* Task requirements: Pick out the lines below that contain the string "this" and copy them all.

Data excerpts
▼▼▼

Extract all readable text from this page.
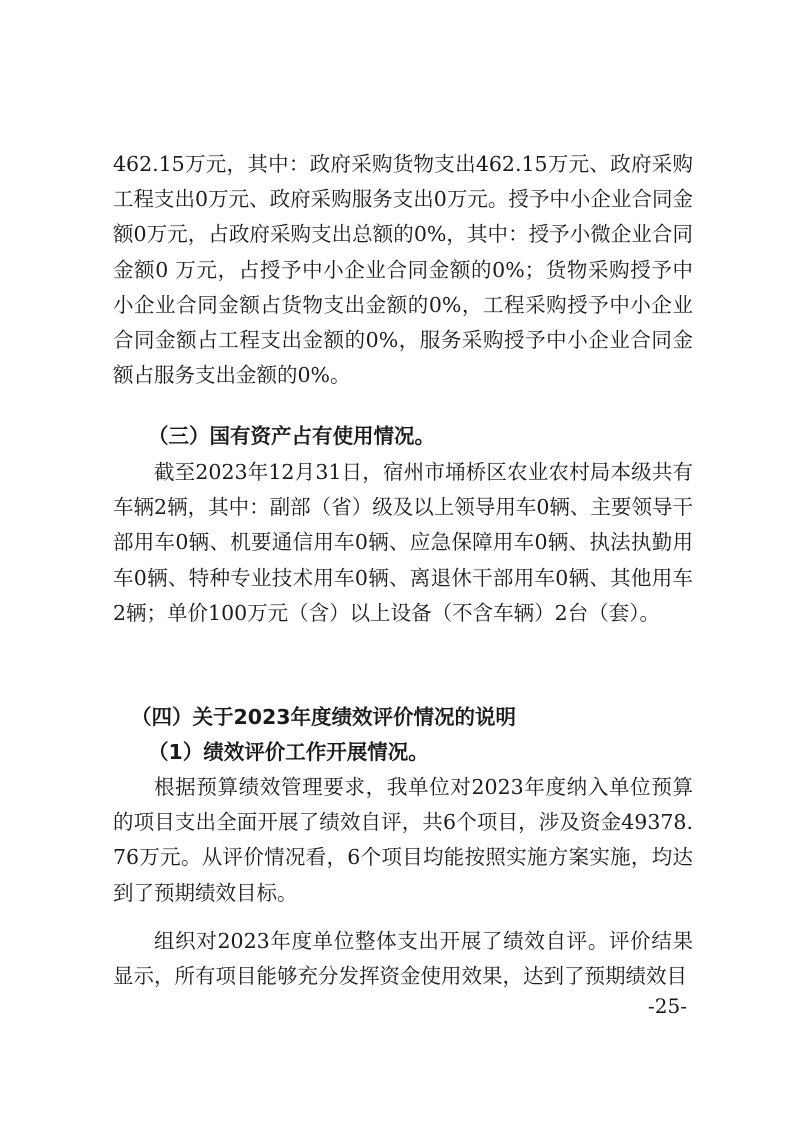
462.15万元，其中：政府采购货物支出462.15万元、政府采购工程支出0万元、政府采购服务支出0万元。授予中小企业合同金额0万元，占政府采购支出总额的0%，其中：授予小微企业合同金额0 万元，占授予中小企业合同金额的0%；货物采购授予中小企业合同金额占货物支出金额的0%，工程采购授予中小企业合同金额占工程支出金额的0%，服务采购授予中小企业合同金额占服务支出金额的0%。

（三）国有资产占有使用情况。

截至2023年12月31日，宿州市埇桥区农业农村局本级共有车辆2辆，其中：副部（省）级及以上领导用车0辆、主要领导干部用车0辆、机要通信用车0辆、应急保障用车0辆、执法执勤用车0辆、特种专业技术用车0辆、离退休干部用车0辆、其他用车2辆；单价100万元（含）以上设备（不含车辆）2台（套）。

（四）关于2023年度绩效评价情况的说明

（1）绩效评价工作开展情况。

根据预算绩效管理要求，我单位对2023年度纳入单位预算的项目支出全面开展了绩效自评，共6个项目，涉及资金49378.76万元。从评价情况看，6个项目均能按照实施方案实施，均达到了预期绩效目标。

组织对2023年度单位整体支出开展了绩效自评。评价结果显示，所有项目能够充分发挥资金使用效果，达到了预期绩效目

-25-
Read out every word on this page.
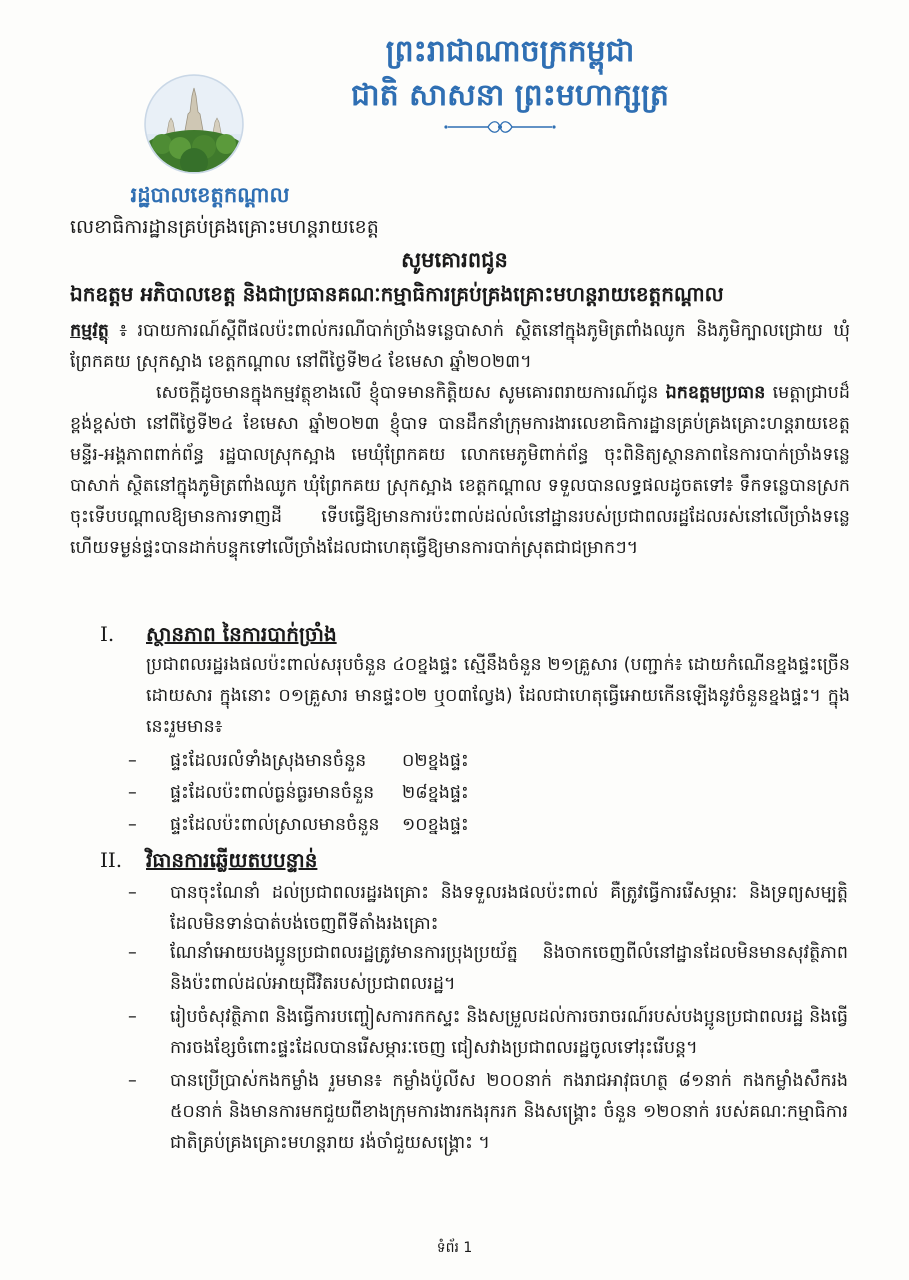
ព្រះរាជាណាចក្រកម្ពុជា
ជាតិ សាសនា ព្រះមហាក្សត្រ
រដ្ឋបាលខេត្តកណ្តាល
លេខាធិការដ្ឋានគ្រប់គ្រងគ្រោះមហន្តរាយខេត្ត
សូមគោរពជូន
ឯកឧត្តម អភិបាលខេត្ត និងជាប្រធានគណៈកម្មាធិការគ្រប់គ្រងគ្រោះមហន្តរាយខេត្តកណ្តាល
កម្មវត្ថុ ៖ របាយការណ៍ស្តីពីផលប៉ះពាល់ករណីបាក់ច្រាំងទន្លេបាសាក់ ស្ថិតនៅក្នុងភូមិត្រពាំងឈូក និងភូមិក្បាលជ្រោយ ឃុំព្រែកគយ ស្រុកស្អាង ខេត្តកណ្តាល នៅពីថ្ងៃទី២៤ ខែមេសា ឆ្នាំ២០២៣។
សេចក្តីដូចមានក្នុងកម្មវត្ថុខាងលើ ខ្ញុំបាទមានកិត្តិយស សូមគោរពរាយការណ៍ជូន ឯកឧត្តមប្រធាន មេត្តាជ្រាបដ៏ខ្ពង់ខ្ពស់ថា នៅពីថ្ងៃទី២៤ ខែមេសា ឆ្នាំ២០២៣ ខ្ញុំបាទ បានដឹកនាំក្រុមការងារលេខាធិការដ្ឋានគ្រប់គ្រងគ្រោះហន្តរាយខេត្ត មន្ទីរ-អង្គភាពពាក់ព័ន្ធ រដ្ឋបាលស្រុកស្អាង មេឃុំព្រែកគយ លោកមេភូមិពាក់ព័ន្ធ ចុះពិនិត្យស្ថានភាពនៃការបាក់ច្រាំងទន្លេបាសាក់ ស្ថិតនៅក្នុងភូមិត្រពាំងឈូក ឃុំព្រែកគយ ស្រុកស្អាង ខេត្តកណ្តាល ទទួលបានលទ្ធផលដូចតទៅ៖ ទឹកទន្លេបានស្រកចុះទើបបណ្តាលឱ្យមានការទាញដី ទើបធ្វើឱ្យមានការប៉ះពាល់ដល់លំនៅដ្ឋានរបស់ប្រជាពលរដ្ឋដែលរស់នៅលើច្រាំងទន្លេ ហើយទម្ងន់ផ្ទះបានដាក់បន្ទុកទៅលើច្រាំងដែលជាហេតុធ្វើឱ្យមានការបាក់ស្រុតជាជម្រាកៗ។
I. ស្ថានភាព នៃការបាក់ច្រាំង
ប្រជាពលរដ្ឋរងផលប៉ះពាល់សរុបចំនួន ៤០ខ្នងផ្ទះ ស្មើនឹងចំនួន ២១គ្រួសារ (បញ្ជាក់៖ ដោយកំណើនខ្នងផ្ទះច្រើនដោយសារ ក្នុងនោះ ០១គ្រួសារ មានផ្ទះ០២ ឬ០៣ល្វែង) ដែលជាហេតុធ្វើអោយកើនឡើងនូវចំនួនខ្នងផ្ទះ។ ក្នុងនេះរួមមាន៖
– ផ្ទះដែលរលំទាំងស្រុងមានចំនួន ០២ខ្នងផ្ទះ
– ផ្ទះដែលប៉ះពាល់ធ្ងន់ធ្ងរមានចំនួន ២៨ខ្នងផ្ទះ
– ផ្ទះដែលប៉ះពាល់ស្រាលមានចំនួន ១០ខ្នងផ្ទះ
II. វិធានការឆ្លើយតបបន្ទាន់
– បានចុះណែនាំ ដល់ប្រជាពលរដ្ឋរងគ្រោះ និងទទួលរងផលប៉ះពាល់ គឺត្រូវធ្វើការរើសម្ភារៈ និងទ្រព្យសម្បត្តិ ដែលមិនទាន់បាត់បង់ចេញពីទីតាំងរងគ្រោះ
– ណែនាំអោយបងប្អូនប្រជាពលរដ្ឋត្រូវមានការប្រុងប្រយ័ត្ន និងចាកចេញពីលំនៅដ្ឋានដែលមិនមានសុវត្ថិភាព និងប៉ះពាល់ដល់អាយុជីវិតរបស់ប្រជាពលរដ្ឋ។
– រៀបចំសុវត្ថិភាព និងធ្វើការបញ្ចៀសការកកស្ទះ និងសម្រួលដល់ការចរាចរណ៍របស់បងប្អូនប្រជាពលរដ្ឋ និងធ្វើការចងខ្សែចំពោះផ្ទះដែលបានរើសម្ភារៈចេញ ជៀសវាងប្រជាពលរដ្ឋចូលទៅរុះរើបន្ត។
– បានប្រើប្រាស់កងកម្លាំង រួមមាន៖ កម្លាំងប៉ូលីស ២០០នាក់ កងរាជអាវុធហត្ថ ៨១នាក់ កងកម្លាំងសឹករង ៥០នាក់ និងមានការមកជួយពីខាងក្រុមការងារកងរុករក និងសង្គ្រោះ ចំនួន ១២០នាក់ របស់គណៈកម្មាធិការជាតិគ្រប់គ្រងគ្រោះមហន្តរាយ រង់ចាំជួយសង្គ្រោះ ។
ទំព័រ 1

▲▲▲

* Correct result:
Extract all readable text from this page.
Read out every word on this page.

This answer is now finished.